## AIM:
Reproduce the entries word for word, and omit any picture you find in them.

— BEGIN WORKING DATA —

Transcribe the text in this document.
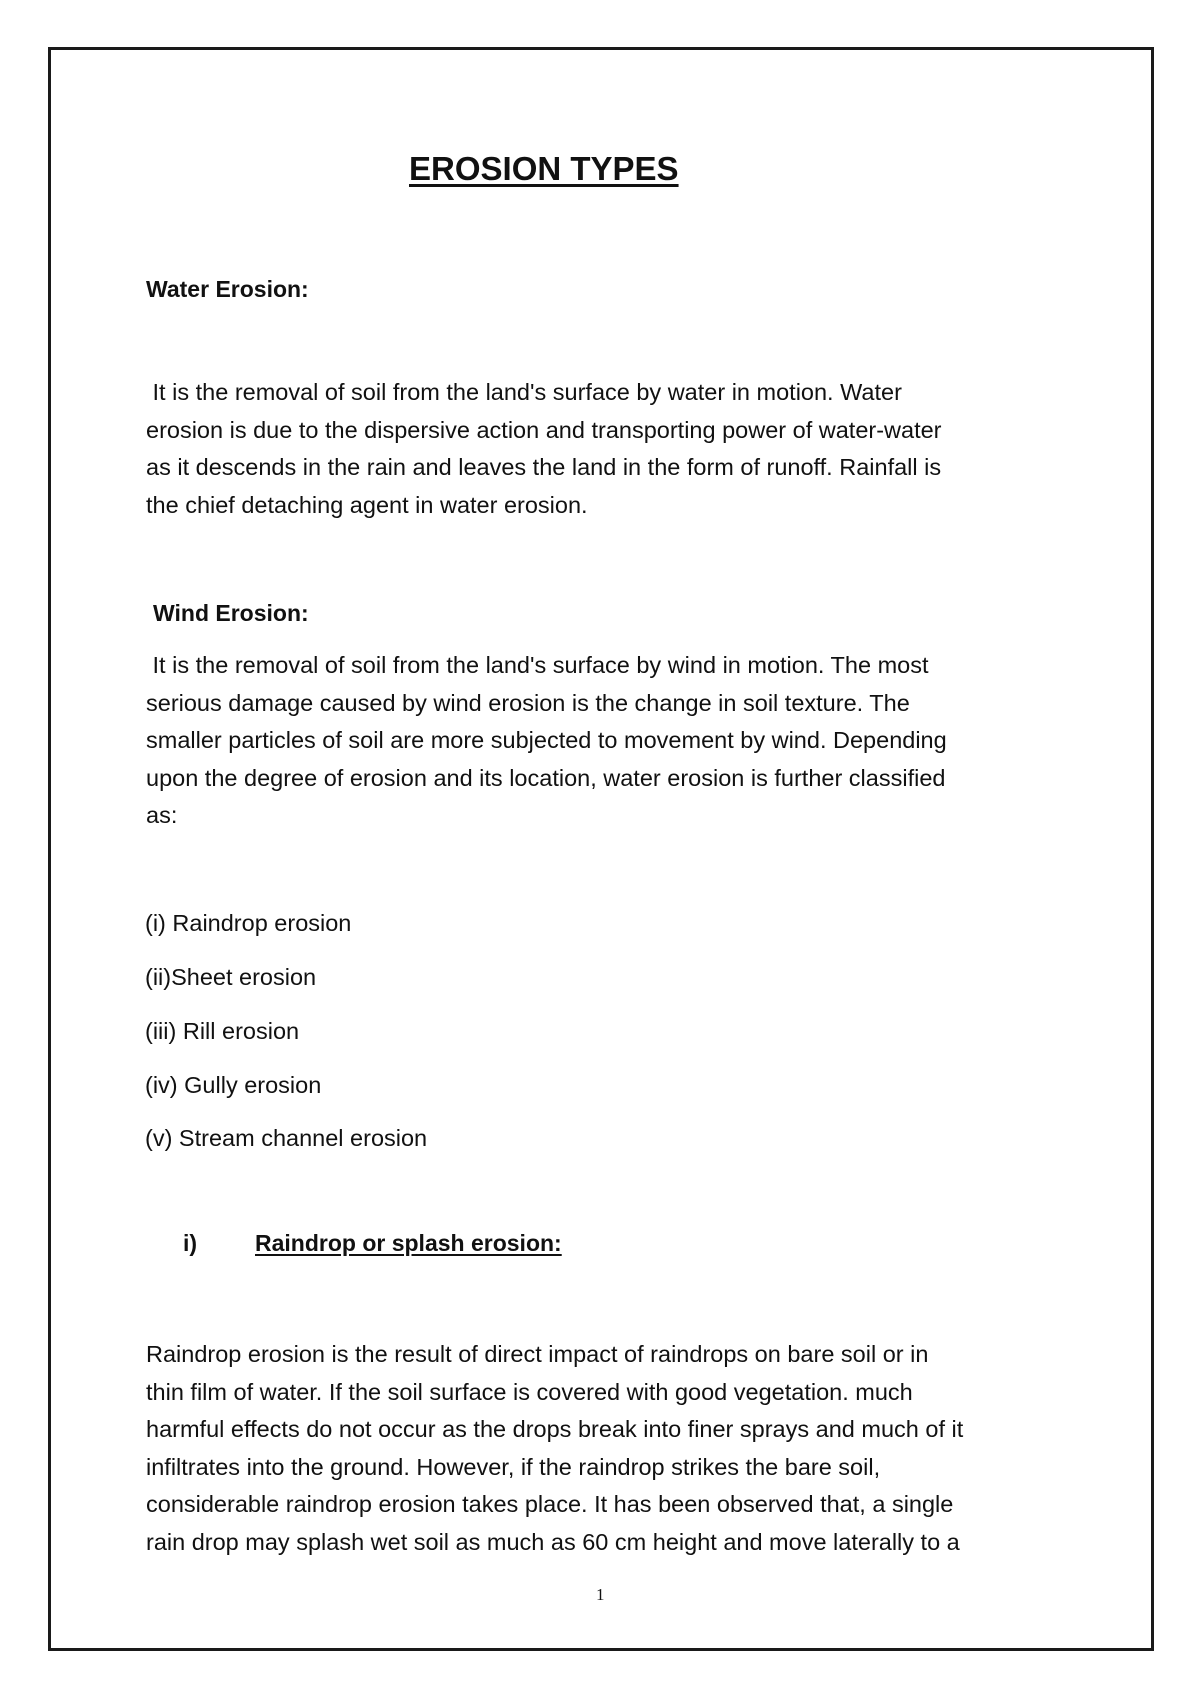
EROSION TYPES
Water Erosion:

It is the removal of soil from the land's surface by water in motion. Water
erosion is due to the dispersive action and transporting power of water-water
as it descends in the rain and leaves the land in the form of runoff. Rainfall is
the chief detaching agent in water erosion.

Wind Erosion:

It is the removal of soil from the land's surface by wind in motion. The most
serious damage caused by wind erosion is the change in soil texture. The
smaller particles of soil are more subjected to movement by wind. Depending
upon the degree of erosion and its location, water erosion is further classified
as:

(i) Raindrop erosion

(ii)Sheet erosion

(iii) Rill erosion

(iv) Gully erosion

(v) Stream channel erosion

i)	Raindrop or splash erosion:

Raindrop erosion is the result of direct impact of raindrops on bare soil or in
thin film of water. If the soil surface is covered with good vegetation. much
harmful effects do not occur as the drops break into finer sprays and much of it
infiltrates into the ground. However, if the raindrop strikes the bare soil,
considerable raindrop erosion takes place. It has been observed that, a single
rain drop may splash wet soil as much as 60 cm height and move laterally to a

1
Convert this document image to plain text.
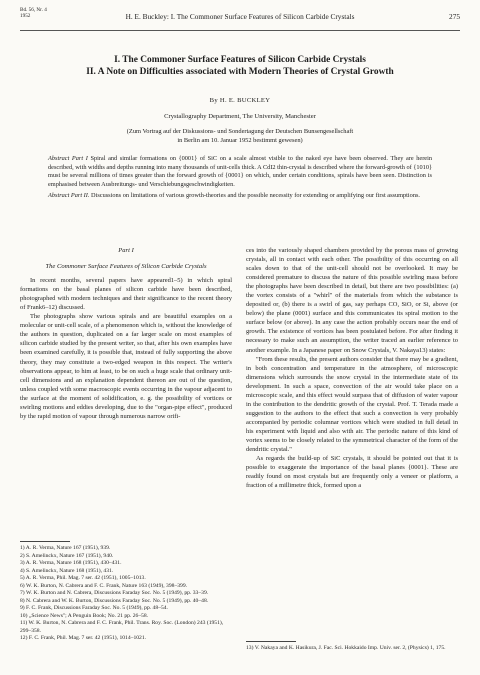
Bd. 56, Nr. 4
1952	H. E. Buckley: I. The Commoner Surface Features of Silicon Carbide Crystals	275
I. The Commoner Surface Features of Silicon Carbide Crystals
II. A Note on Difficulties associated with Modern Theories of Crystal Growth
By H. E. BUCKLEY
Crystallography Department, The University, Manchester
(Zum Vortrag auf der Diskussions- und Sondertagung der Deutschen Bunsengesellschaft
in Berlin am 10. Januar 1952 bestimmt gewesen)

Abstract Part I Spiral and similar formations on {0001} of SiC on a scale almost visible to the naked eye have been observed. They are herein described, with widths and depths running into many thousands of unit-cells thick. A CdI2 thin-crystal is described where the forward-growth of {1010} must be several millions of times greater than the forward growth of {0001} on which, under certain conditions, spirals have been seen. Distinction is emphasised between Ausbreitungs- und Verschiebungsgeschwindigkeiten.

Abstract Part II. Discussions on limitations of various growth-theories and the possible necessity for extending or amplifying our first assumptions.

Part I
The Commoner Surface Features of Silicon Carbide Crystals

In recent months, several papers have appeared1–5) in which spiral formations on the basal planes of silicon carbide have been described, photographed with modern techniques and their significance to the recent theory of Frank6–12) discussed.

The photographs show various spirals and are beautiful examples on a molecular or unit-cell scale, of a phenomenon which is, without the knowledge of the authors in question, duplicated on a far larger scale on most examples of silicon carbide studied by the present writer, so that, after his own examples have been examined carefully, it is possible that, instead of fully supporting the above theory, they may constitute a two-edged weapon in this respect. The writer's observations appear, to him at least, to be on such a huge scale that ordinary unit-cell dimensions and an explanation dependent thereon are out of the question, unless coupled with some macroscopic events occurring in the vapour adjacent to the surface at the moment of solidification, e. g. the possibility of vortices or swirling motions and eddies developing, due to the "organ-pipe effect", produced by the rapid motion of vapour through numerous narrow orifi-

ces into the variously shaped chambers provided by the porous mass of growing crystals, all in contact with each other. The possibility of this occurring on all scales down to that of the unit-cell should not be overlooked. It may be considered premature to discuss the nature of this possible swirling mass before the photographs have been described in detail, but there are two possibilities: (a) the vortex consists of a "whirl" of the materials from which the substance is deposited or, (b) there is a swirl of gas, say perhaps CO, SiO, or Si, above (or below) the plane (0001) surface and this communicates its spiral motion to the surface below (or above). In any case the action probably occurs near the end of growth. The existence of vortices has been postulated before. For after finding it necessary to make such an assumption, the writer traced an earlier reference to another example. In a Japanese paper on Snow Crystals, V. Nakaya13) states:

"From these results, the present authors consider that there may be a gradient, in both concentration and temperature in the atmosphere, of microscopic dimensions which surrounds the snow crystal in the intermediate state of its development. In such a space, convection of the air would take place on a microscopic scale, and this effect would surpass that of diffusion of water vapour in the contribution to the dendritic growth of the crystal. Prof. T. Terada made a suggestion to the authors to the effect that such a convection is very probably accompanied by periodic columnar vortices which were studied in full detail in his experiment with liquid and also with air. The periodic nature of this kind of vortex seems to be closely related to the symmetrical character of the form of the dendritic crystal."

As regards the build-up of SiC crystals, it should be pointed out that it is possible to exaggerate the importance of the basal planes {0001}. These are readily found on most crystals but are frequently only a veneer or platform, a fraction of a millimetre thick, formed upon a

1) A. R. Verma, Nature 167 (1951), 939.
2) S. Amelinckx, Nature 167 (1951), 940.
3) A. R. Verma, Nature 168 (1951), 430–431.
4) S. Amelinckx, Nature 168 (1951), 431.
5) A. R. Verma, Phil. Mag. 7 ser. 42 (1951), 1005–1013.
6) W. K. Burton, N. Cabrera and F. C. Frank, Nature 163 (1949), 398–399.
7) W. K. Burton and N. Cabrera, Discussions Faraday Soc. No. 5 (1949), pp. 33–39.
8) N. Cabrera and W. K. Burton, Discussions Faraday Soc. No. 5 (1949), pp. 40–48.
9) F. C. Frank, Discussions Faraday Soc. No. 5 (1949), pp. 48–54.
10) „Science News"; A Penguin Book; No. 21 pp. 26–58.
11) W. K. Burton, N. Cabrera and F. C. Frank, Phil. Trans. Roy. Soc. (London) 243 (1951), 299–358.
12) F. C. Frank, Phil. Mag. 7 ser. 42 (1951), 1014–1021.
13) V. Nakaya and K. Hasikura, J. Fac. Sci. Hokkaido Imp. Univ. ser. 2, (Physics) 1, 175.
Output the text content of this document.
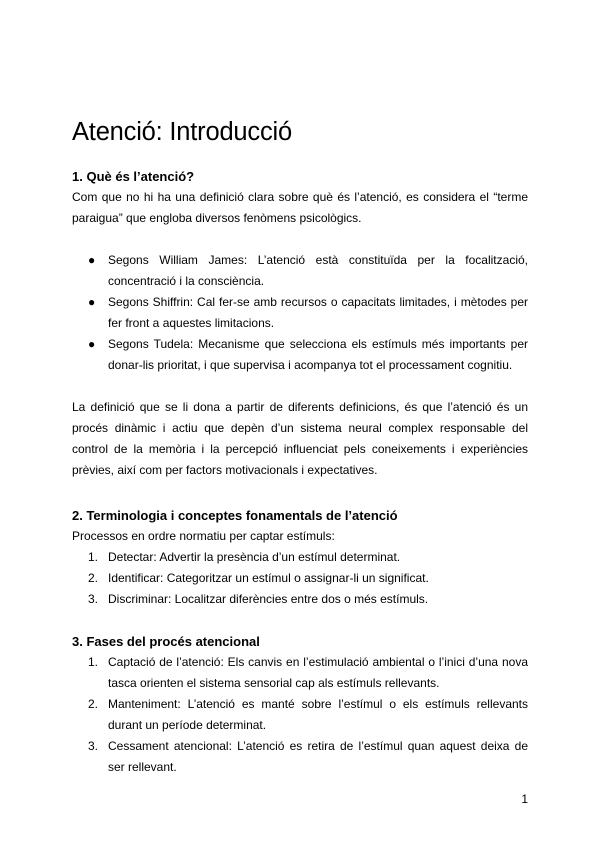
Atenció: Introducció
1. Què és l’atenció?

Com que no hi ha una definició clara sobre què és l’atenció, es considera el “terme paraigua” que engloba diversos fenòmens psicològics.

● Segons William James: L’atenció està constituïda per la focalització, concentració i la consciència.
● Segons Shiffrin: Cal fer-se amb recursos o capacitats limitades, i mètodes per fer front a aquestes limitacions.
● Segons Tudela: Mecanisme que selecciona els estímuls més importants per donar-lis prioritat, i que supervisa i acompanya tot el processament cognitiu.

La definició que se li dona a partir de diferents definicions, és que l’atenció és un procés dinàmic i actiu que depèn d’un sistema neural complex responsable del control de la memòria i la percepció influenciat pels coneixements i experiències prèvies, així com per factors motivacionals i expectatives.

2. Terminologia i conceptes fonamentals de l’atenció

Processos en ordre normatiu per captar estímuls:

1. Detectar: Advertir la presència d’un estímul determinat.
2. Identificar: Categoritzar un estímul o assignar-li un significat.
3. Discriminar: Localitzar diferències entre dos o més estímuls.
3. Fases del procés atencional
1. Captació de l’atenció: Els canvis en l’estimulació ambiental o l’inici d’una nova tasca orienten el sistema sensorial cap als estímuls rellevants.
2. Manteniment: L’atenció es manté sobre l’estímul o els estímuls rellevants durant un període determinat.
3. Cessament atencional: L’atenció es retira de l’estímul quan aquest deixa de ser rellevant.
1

— END WORKING DATA —

## FINISHED EXERCISE:
Transcribe the text in this document.
EROSION TYPES
Water Erosion:

It is the removal of soil from the land's surface by water in motion. Water
erosion is due to the dispersive action and transporting power of water-water
as it descends in the rain and leaves the land in the form of runoff. Rainfall is
the chief detaching agent in water erosion.

Wind Erosion:

It is the removal of soil from the land's surface by wind in motion. The most
serious damage caused by wind erosion is the change in soil texture. The
smaller particles of soil are more subjected to movement by wind. Depending
upon the degree of erosion and its location, water erosion is further classified
as:

(i) Raindrop erosion

(ii)Sheet erosion

(iii) Rill erosion

(iv) Gully erosion

(v) Stream channel erosion

i)	Raindrop or splash erosion:

Raindrop erosion is the result of direct impact of raindrops on bare soil or in
thin film of water. If the soil surface is covered with good vegetation. much
harmful effects do not occur as the drops break into finer sprays and much of it
infiltrates into the ground. However, if the raindrop strikes the bare soil,
considerable raindrop erosion takes place. It has been observed that, a single
rain drop may splash wet soil as much as 60 cm height and move laterally to a

1
Convert this document image to plain text.
Bd. 56, Nr. 4
1952	H. E. Buckley: I. The Commoner Surface Features of Silicon Carbide Crystals	275
I. The Commoner Surface Features of Silicon Carbide Crystals
II. A Note on Difficulties associated with Modern Theories of Crystal Growth
By H. E. BUCKLEY
Crystallography Department, The University, Manchester
(Zum Vortrag auf der Diskussions- und Sondertagung der Deutschen Bunsengesellschaft
in Berlin am 10. Januar 1952 bestimmt gewesen)

Abstract Part I Spiral and similar formations on {0001} of SiC on a scale almost visible to the naked eye have been observed. They are herein described, with widths and depths running into many thousands of unit-cells thick. A CdI2 thin-crystal is described where the forward-growth of {1010} must be several millions of times greater than the forward growth of {0001} on which, under certain conditions, spirals have been seen. Distinction is emphasised between Ausbreitungs- und Verschiebungsgeschwindigkeiten.

Abstract Part II. Discussions on limitations of various growth-theories and the possible necessity for extending or amplifying our first assumptions.

Part I
The Commoner Surface Features of Silicon Carbide Crystals

In recent months, several papers have appeared1–5) in which spiral formations on the basal planes of silicon carbide have been described, photographed with modern techniques and their significance to the recent theory of Frank6–12) discussed.

The photographs show various spirals and are beautiful examples on a molecular or unit-cell scale, of a phenomenon which is, without the knowledge of the authors in question, duplicated on a far larger scale on most examples of silicon carbide studied by the present writer, so that, after his own examples have been examined carefully, it is possible that, instead of fully supporting the above theory, they may constitute a two-edged weapon in this respect. The writer's observations appear, to him at least, to be on such a huge scale that ordinary unit-cell dimensions and an explanation dependent thereon are out of the question, unless coupled with some macroscopic events occurring in the vapour adjacent to the surface at the moment of solidification, e. g. the possibility of vortices or swirling motions and eddies developing, due to the "organ-pipe effect", produced by the rapid motion of vapour through numerous narrow orifi-

ces into the variously shaped chambers provided by the porous mass of growing crystals, all in contact with each other. The possibility of this occurring on all scales down to that of the unit-cell should not be overlooked. It may be considered premature to discuss the nature of this possible swirling mass before the photographs have been described in detail, but there are two possibilities: (a) the vortex consists of a "whirl" of the materials from which the substance is deposited or, (b) there is a swirl of gas, say perhaps CO, SiO, or Si, above (or below) the plane (0001) surface and this communicates its spiral motion to the surface below (or above). In any case the action probably occurs near the end of growth. The existence of vortices has been postulated before. For after finding it necessary to make such an assumption, the writer traced an earlier reference to another example. In a Japanese paper on Snow Crystals, V. Nakaya13) states:

"From these results, the present authors consider that there may be a gradient, in both concentration and temperature in the atmosphere, of microscopic dimensions which surrounds the snow crystal in the intermediate state of its development. In such a space, convection of the air would take place on a microscopic scale, and this effect would surpass that of diffusion of water vapour in the contribution to the dendritic growth of the crystal. Prof. T. Terada made a suggestion to the authors to the effect that such a convection is very probably accompanied by periodic columnar vortices which were studied in full detail in his experiment with liquid and also with air. The periodic nature of this kind of vortex seems to be closely related to the symmetrical character of the form of the dendritic crystal."

As regards the build-up of SiC crystals, it should be pointed out that it is possible to exaggerate the importance of the basal planes {0001}. These are readily found on most crystals but are frequently only a veneer or platform, a fraction of a millimetre thick, formed upon a

1) A. R. Verma, Nature 167 (1951), 939.
2) S. Amelinckx, Nature 167 (1951), 940.
3) A. R. Verma, Nature 168 (1951), 430–431.
4) S. Amelinckx, Nature 168 (1951), 431.
5) A. R. Verma, Phil. Mag. 7 ser. 42 (1951), 1005–1013.
6) W. K. Burton, N. Cabrera and F. C. Frank, Nature 163 (1949), 398–399.
7) W. K. Burton and N. Cabrera, Discussions Faraday Soc. No. 5 (1949), pp. 33–39.
8) N. Cabrera and W. K. Burton, Discussions Faraday Soc. No. 5 (1949), pp. 40–48.
9) F. C. Frank, Discussions Faraday Soc. No. 5 (1949), pp. 48–54.
10) „Science News"; A Penguin Book; No. 21 pp. 26–58.
11) W. K. Burton, N. Cabrera and F. C. Frank, Phil. Trans. Roy. Soc. (London) 243 (1951), 299–358.
12) F. C. Frank, Phil. Mag. 7 ser. 42 (1951), 1014–1021.
13) V. Nakaya and K. Hasikura, J. Fac. Sci. Hokkaido Imp. Univ. ser. 2, (Physics) 1, 175.
Output the text content of this document.
Atenció: Introducció
1. Què és l’atenció?

Com que no hi ha una definició clara sobre què és l’atenció, es considera el “terme paraigua” que engloba diversos fenòmens psicològics.

● Segons William James: L’atenció està constituïda per la focalització, concentració i la consciència.
● Segons Shiffrin: Cal fer-se amb recursos o capacitats limitades, i mètodes per fer front a aquestes limitacions.
● Segons Tudela: Mecanisme que selecciona els estímuls més importants per donar-lis prioritat, i que supervisa i acompanya tot el processament cognitiu.

La definició que se li dona a partir de diferents definicions, és que l’atenció és un procés dinàmic i actiu que depèn d’un sistema neural complex responsable del control de la memòria i la percepció influenciat pels coneixements i experiències prèvies, així com per factors motivacionals i expectatives.

2. Terminologia i conceptes fonamentals de l’atenció

Processos en ordre normatiu per captar estímuls:

1. Detectar: Advertir la presència d’un estímul determinat.
2. Identificar: Categoritzar un estímul o assignar-li un significat.
3. Discriminar: Localitzar diferències entre dos o més estímuls.
3. Fases del procés atencional
1. Captació de l’atenció: Els canvis en l’estimulació ambiental o l’inici d’una nova tasca orienten el sistema sensorial cap als estímuls rellevants.
2. Manteniment: L’atenció es manté sobre l’estímul o els estímuls rellevants durant un període determinat.
3. Cessament atencional: L’atenció es retira de l’estímul quan aquest deixa de ser rellevant.
1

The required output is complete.